Region annotation records
——

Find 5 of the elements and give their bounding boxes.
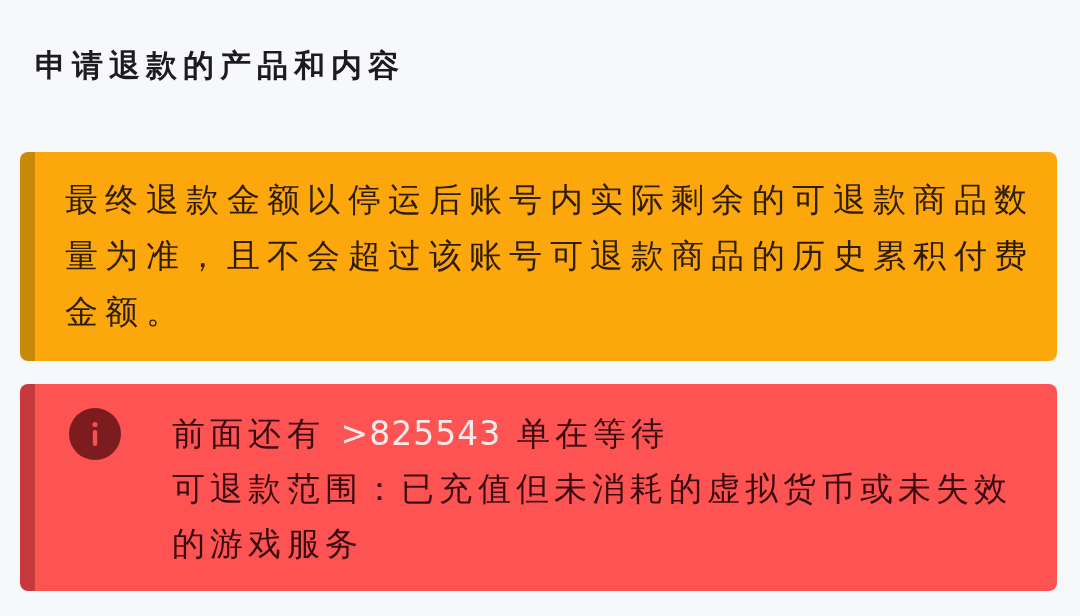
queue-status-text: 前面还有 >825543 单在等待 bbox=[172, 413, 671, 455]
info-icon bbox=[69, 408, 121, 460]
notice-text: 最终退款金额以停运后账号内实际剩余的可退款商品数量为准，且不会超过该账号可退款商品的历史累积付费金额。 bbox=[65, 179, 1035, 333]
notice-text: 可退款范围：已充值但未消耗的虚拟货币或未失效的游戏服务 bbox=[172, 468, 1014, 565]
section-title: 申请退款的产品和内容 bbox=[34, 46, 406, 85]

——

▸ WRITTEN INSTRUCTION: Pull out every line of the records that contains the string "text", matching case exactly.

▸ COMPLETED EXERCISE:
queue-status-text: 前面还有 >825543 单在等待 bbox=[172, 413, 671, 455]
notice-text: 最终退款金额以停运后账号内实际剩余的可退款商品数量为准，且不会超过该账号可退款商品的历史累积付费金额。 bbox=[65, 179, 1035, 333]
notice-text: 可退款范围：已充值但未消耗的虚拟货币或未失效的游戏服务 bbox=[172, 468, 1014, 565]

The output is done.